Provided information:

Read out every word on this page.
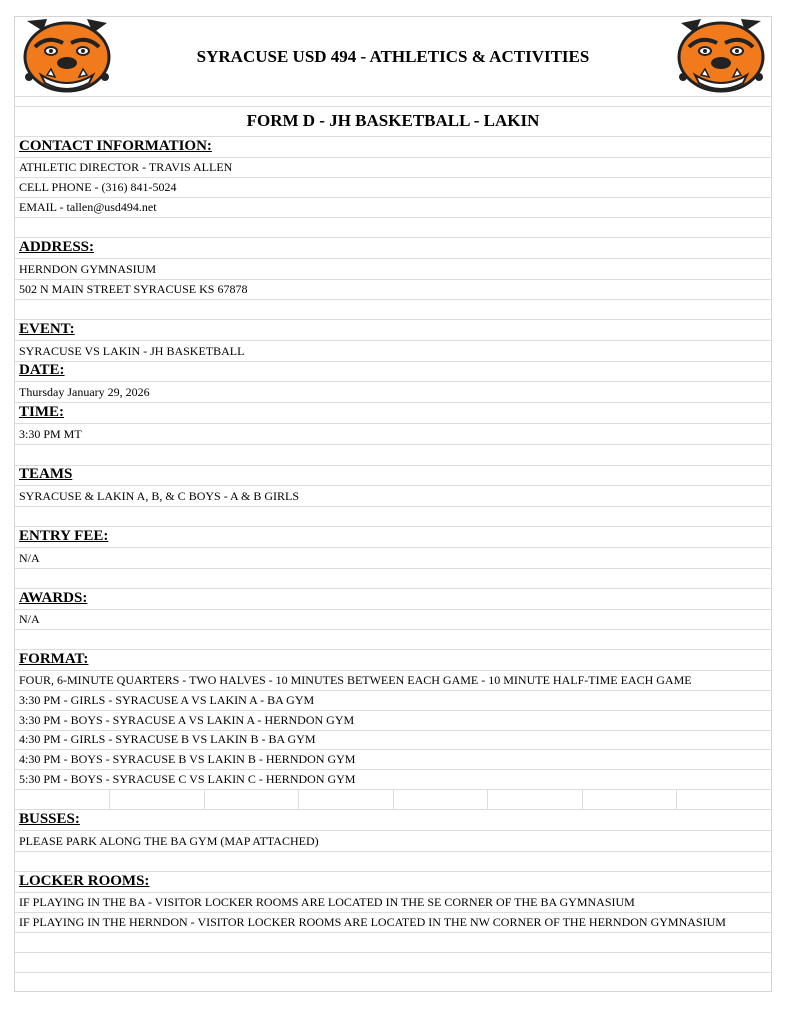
SYRACUSE USD 494 - ATHLETICS & ACTIVITIES
FORM D - JH BASKETBALL - LAKIN
CONTACT INFORMATION:
ATHLETIC DIRECTOR - TRAVIS ALLEN
CELL PHONE - (316) 841-5024
EMAIL - tallen@usd494.net
ADDRESS:
HERNDON GYMNASIUM
502 N MAIN STREET SYRACUSE KS 67878
EVENT:
SYRACUSE VS LAKIN - JH BASKETBALL
DATE:
Thursday January 29, 2026
TIME:
3:30 PM MT
TEAMS
SYRACUSE & LAKIN A, B, & C BOYS - A & B GIRLS
ENTRY FEE:
N/A
AWARDS:
N/A
FORMAT:
FOUR, 6-MINUTE QUARTERS - TWO HALVES - 10 MINUTES BETWEEN EACH GAME - 10 MINUTE HALF-TIME EACH GAME
3:30 PM - GIRLS - SYRACUSE A VS LAKIN A - BA GYM
3:30 PM - BOYS - SYRACUSE A VS LAKIN A - HERNDON GYM
4:30 PM - GIRLS - SYRACUSE B VS LAKIN B - BA GYM
4:30 PM - BOYS - SYRACUSE B VS LAKIN B - HERNDON GYM
5:30 PM - BOYS - SYRACUSE C VS LAKIN C - HERNDON GYM
BUSSES:
PLEASE PARK ALONG THE BA GYM (MAP ATTACHED)
LOCKER ROOMS:
IF PLAYING IN THE BA - VISITOR LOCKER ROOMS ARE LOCATED IN THE SE CORNER OF THE BA GYMNASIUM
IF PLAYING IN THE HERNDON - VISITOR LOCKER ROOMS ARE LOCATED IN THE NW CORNER OF THE HERNDON GYMNASIUM
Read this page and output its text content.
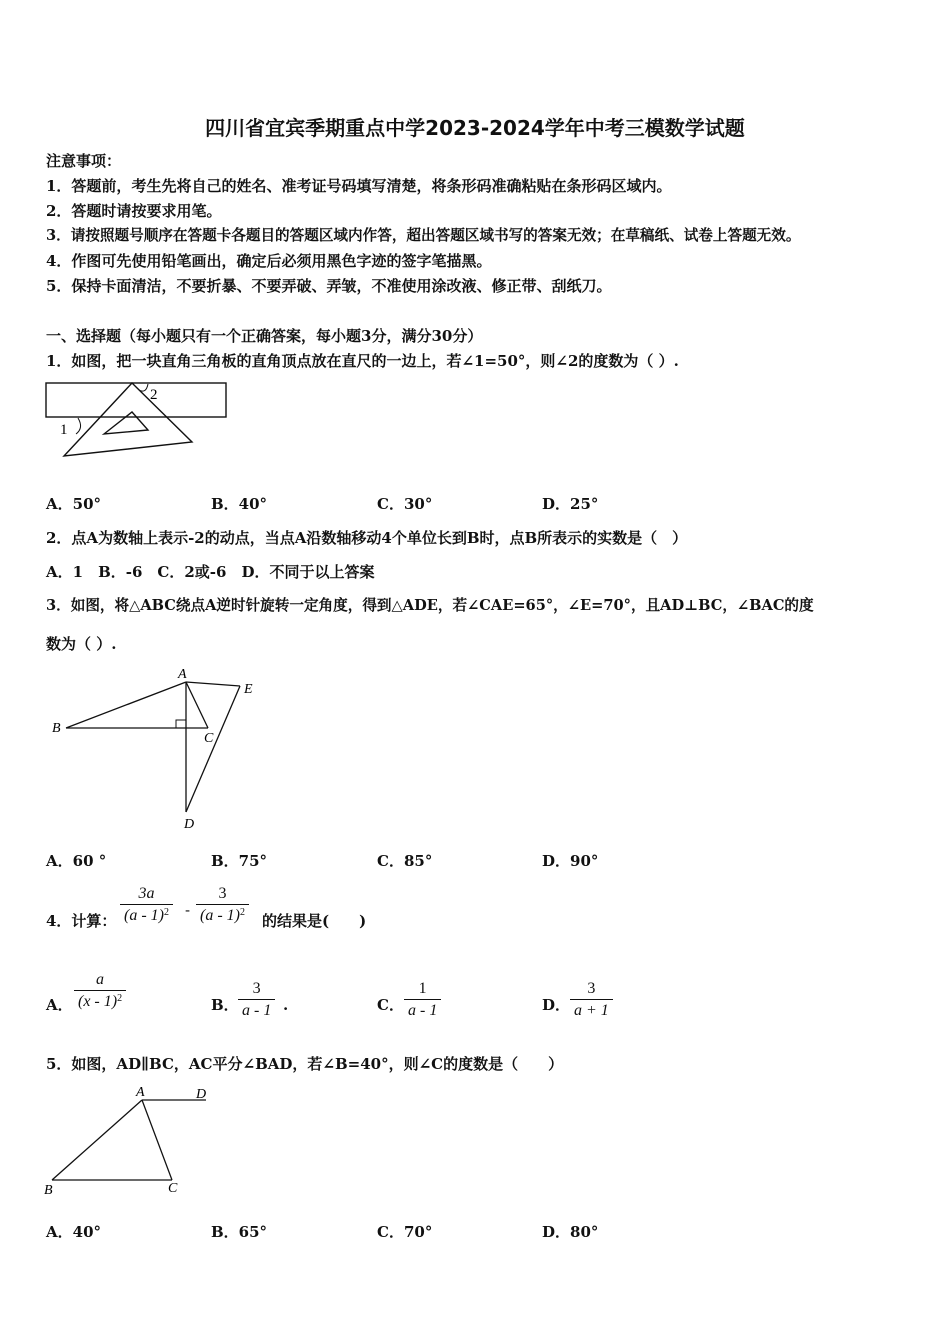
四川省宜宾季期重点中学2023-2024学年中考三模数学试题
注意事项：
1．答题前，考生先将自己的姓名、准考证号码填写清楚，将条形码准确粘贴在条形码区域内。
2．答题时请按要求用笔。
3．请按照题号顺序在答题卡各题目的答题区域内作答，超出答题区域书写的答案无效；在草稿纸、试卷上答题无效。
4．作图可先使用铅笔画出，确定后必须用黑色字迹的签字笔描黑。
5．保持卡面清洁，不要折暴、不要弄破、弄皱，不准使用涂改液、修正带、刮纸刀。
一、选择题（每小题只有一个正确答案，每小题3分，满分30分）
1．如图，把一块直角三角板的直角顶点放在直尺的一边上，若∠1=50°，则∠2的度数为（ ）.
2
1
A．50°	B．40°	C．30°	D．25°
2．点A为数轴上表示-2的动点，当点A沿数轴移动4个单位长到B时，点B所表示的实数是（　）
A．1　B．-6　C．2或-6　D．不同于以上答案
3．如图，将△ABC绕点A逆时针旋转一定角度，得到△ADE，若∠CAE=65°，∠E=70°，且AD⊥BC，∠BAC的度
数为（ ）.
A
B
C
D
E
A．60 °	B．75°	C．85°	D．90°
4．计算： $\frac{3a}{(a - 1)^2} - \frac{3}{(a - 1)^2}$ 的结果是(　　)
A． $\frac{a}{(x - 1)^2}$	B． $\frac{3}{a - 1}$ .	C． $\frac{1}{a - 1}$	D． $\frac{3}{a + 1}$
5．如图，AD∥BC，AC平分∠BAD，若∠B=40°，则∠C的度数是（　　）
A	D
B	C
A．40°	B．65°	C．70°	D．80°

Request:
The data above needs to be retyped exactly, with the images left out.

Reply:
Read out every word on this page.
SYRACUSE USD 494 - ATHLETICS & ACTIVITIES
FORM D - JH BASKETBALL - LAKIN
CONTACT INFORMATION:
ATHLETIC DIRECTOR - TRAVIS ALLEN
CELL PHONE - (316) 841-5024
EMAIL - tallen@usd494.net
ADDRESS:
HERNDON GYMNASIUM
502 N MAIN STREET SYRACUSE KS 67878
EVENT:
SYRACUSE VS LAKIN - JH BASKETBALL
DATE:
Thursday January 29, 2026
TIME:
3:30 PM MT
TEAMS
SYRACUSE & LAKIN A, B, & C BOYS - A & B GIRLS
ENTRY FEE:
N/A
AWARDS:
N/A
FORMAT:
FOUR, 6-MINUTE QUARTERS - TWO HALVES - 10 MINUTES BETWEEN EACH GAME - 10 MINUTE HALF-TIME EACH GAME
3:30 PM - GIRLS - SYRACUSE A VS LAKIN A - BA GYM
3:30 PM - BOYS - SYRACUSE A VS LAKIN A - HERNDON GYM
4:30 PM - GIRLS - SYRACUSE B VS LAKIN B - BA GYM
4:30 PM - BOYS - SYRACUSE B VS LAKIN B - HERNDON GYM
5:30 PM - BOYS - SYRACUSE C VS LAKIN C - HERNDON GYM
BUSSES:
PLEASE PARK ALONG THE BA GYM (MAP ATTACHED)
LOCKER ROOMS:
IF PLAYING IN THE BA - VISITOR LOCKER ROOMS ARE LOCATED IN THE SE CORNER OF THE BA GYMNASIUM
IF PLAYING IN THE HERNDON - VISITOR LOCKER ROOMS ARE LOCATED IN THE NW CORNER OF THE HERNDON GYMNASIUM
Read this page and output its text content.
四川省宜宾季期重点中学2023-2024学年中考三模数学试题
注意事项：
1．答题前，考生先将自己的姓名、准考证号码填写清楚，将条形码准确粘贴在条形码区域内。
2．答题时请按要求用笔。
3．请按照题号顺序在答题卡各题目的答题区域内作答，超出答题区域书写的答案无效；在草稿纸、试卷上答题无效。
4．作图可先使用铅笔画出，确定后必须用黑色字迹的签字笔描黑。
5．保持卡面清洁，不要折暴、不要弄破、弄皱，不准使用涂改液、修正带、刮纸刀。
一、选择题（每小题只有一个正确答案，每小题3分，满分30分）
1．如图，把一块直角三角板的直角顶点放在直尺的一边上，若∠1=50°，则∠2的度数为（ ）.
2
1
A．50°	B．40°	C．30°	D．25°
2．点A为数轴上表示-2的动点，当点A沿数轴移动4个单位长到B时，点B所表示的实数是（　）
A．1　B．-6　C．2或-6　D．不同于以上答案
3．如图，将△ABC绕点A逆时针旋转一定角度，得到△ADE，若∠CAE=65°，∠E=70°，且AD⊥BC，∠BAC的度
数为（ ）.
A
B
C
D
E
A．60 °	B．75°	C．85°	D．90°
4．计算： $\frac{3a}{(a - 1)^2} - \frac{3}{(a - 1)^2}$ 的结果是(　　)
A． $\frac{a}{(x - 1)^2}$	B． $\frac{3}{a - 1}$ .	C． $\frac{1}{a - 1}$	D． $\frac{3}{a + 1}$
5．如图，AD∥BC，AC平分∠BAD，若∠B=40°，则∠C的度数是（　　）
A	D
B	C
A．40°	B．65°	C．70°	D．80°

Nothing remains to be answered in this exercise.